▶ [What to do]:
1: In the forum thread on cakes and pets, what color and coat length of cat does costumeczar recommend?
2: Reproduce the passage of the cakes-and-pets thread starting with "I have a small" and going on through "a litter box....gross.".
3: Take the forum thread about pets and a home cake business further, continuing it from where it stops.

▶ [Document section]:
※

Cakes And Pets

Business By jenner28 Updated 9 Aug 2015 , 6:24am by vrj

jenner28 Posted 6 Aug 2015 , 4:08pm
post #1 of 29

So my family is thinking of adopting a cat. I was just wondering if I have to mention this to potential clients to see if they are allergic? Can the allergens get "into" the cake? Obviously I would prevent the cat from coming in the kitchen while baking and decorating but I just want to be safe about it...

28 replies
-K8memphis Posted 6 Aug 2015 , 4:23pm
post #2 of 29

does your state have a regulation about it -- last I knew it is ok in some states like Ohio for their lowest level of caking -- in my state you cannot have a pet 'in the building' -- pet dander is airborne of course -- especially for a cat

Jinkies Posted 6 Aug 2015 , 6:53pm
post #3 of 29

I have a small dog with little to no hair and I have to be able to close off my kitchen from him when I'm baking.  He hates the stove and runs upstairs when I start pulling out pots and pans, so not an issue.

However, I have had cats throughout my life.  I actually waited to start my biz until my cat passed.  I don't think allergens would get into the cake.  However, I would not let the cat in the kitchen ever because they tend to climb all over the counters and everything when no one is looking.  And, if it's an indoor cat with a litter box....gross.  

Also, will you be having clients pick up orders? Will you be doing cake tastings in your home?  That may be an issue with allergies.  

Finally, like K8 stated, check with your local health inspector.  It may be a no go anyway.

costumeczar Posted 6 Aug 2015 , 6:57pm
post #4 of 29

I have a cat with a bad hip so he can't jump, which makes him perfect for no counter-walking. But make sure you get a black cat with short hair so that you can see if there's shedding. And clean everything like mad before doing any baking or decorating. Honestly, I have more trouble with fibers from random stuff floating around than I do with cat hair, its unusual that I find any, but I vacuum a lot too.

And definitely check to see if there are regulations about having pets with a cake business. Some places won't let you have one at all, others make you keep them out of the work area, etc. It varies by location.

※

▶ [Dataset section]:

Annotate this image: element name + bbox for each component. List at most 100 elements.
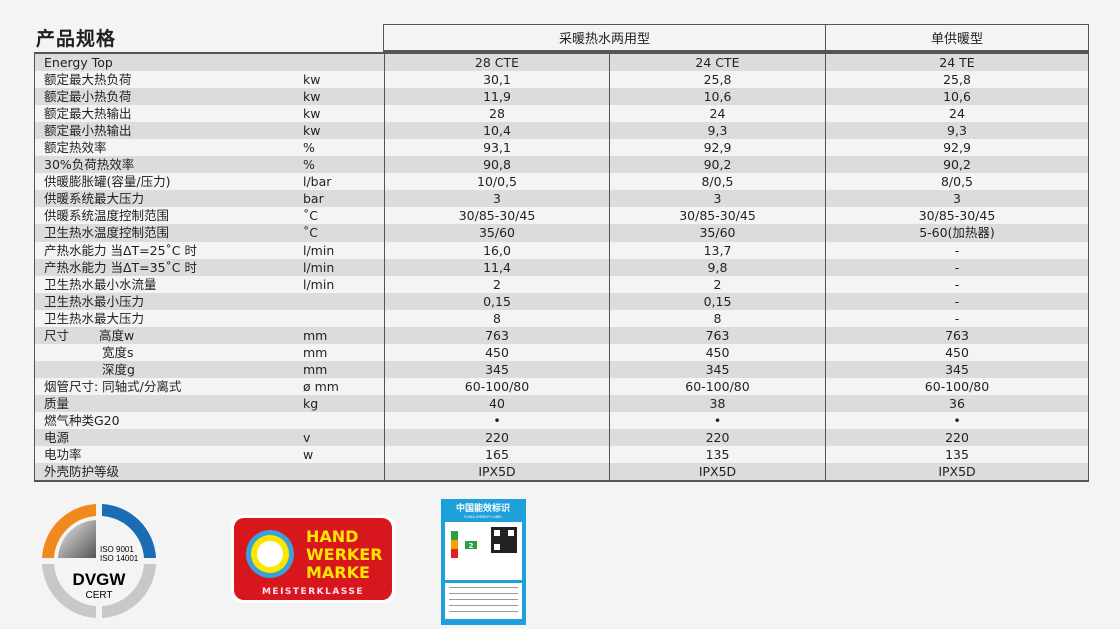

※

▶ [Answers to the exercise]:
1: A black cat with short hair.

2:
I have a small dog with little to no hair and I have to be able to close off my kitchen from him when I'm baking.  He hates the stove and runs upstairs when I start pulling out pots and pans, so not an issue.

However, I have had cats throughout my life.  I actually waited to start my biz until my cat passed.  I don't think allergens would get into the cake.  However, I would not let the cat in the kitchen ever because they tend to climb all over the counters and everything when no one is looking.  And, if it's an indoor cat with a litter box....gross.

3:
Jinkies Posted 6 Aug 2015 , 7:02pm
post #5 of 29

Well, that's an idea- adopt an older cat that can't jump :)

costumeczar Posted 6 Aug 2015 , 7:38pm
post #6 of 29

My daughter is always harassing me about getting another cat, and I've told her that it would have to be a short-haired black cat with no legs. 

-K8memphis Posted 6 Aug 2015 , 9:10pm
post #7 of 29

too funny

AAtKT Posted 7 Aug 2015 , 3:24am
post #8 of 29

Would you name him Stumpy?

costumeczar Posted 7 Aug 2015 , 12:32pm
post #9 of 29

In all seriousness, I would probably name him Sir Stumps A Lot. And Stumpy for short.

I've already adopted him in my imagination, now I just have to go find one like that.

*Last edited by costumeczar on 7 Aug 2015 , 12:32pm
-K8memphis Posted 7 Aug 2015 , 4:42pm
post #10 of 29

cc --

scroll down to lyla, last picture -- she has 3 out of 4 -- you could re-name her

edited to say i didn't even know they have specifically designated disabled pet adoption web pages/agencies till this came up 

i won't tell your daughter though

*Last edited by -K8memphis on 7 Aug 2015 , 4:43pm
costumeczar Posted 7 Aug 2015 , 5:00pm
post #11 of 29

I asked my daughter what she would name a cat with no legs if the first word was "Sir" and she said "Sir Stumps a Lot." So the apple doesn't fall far from the tree.

jgifford Posted 7 Aug 2015 , 8:45pm
post #12 of 29

Just as a point of information . . . .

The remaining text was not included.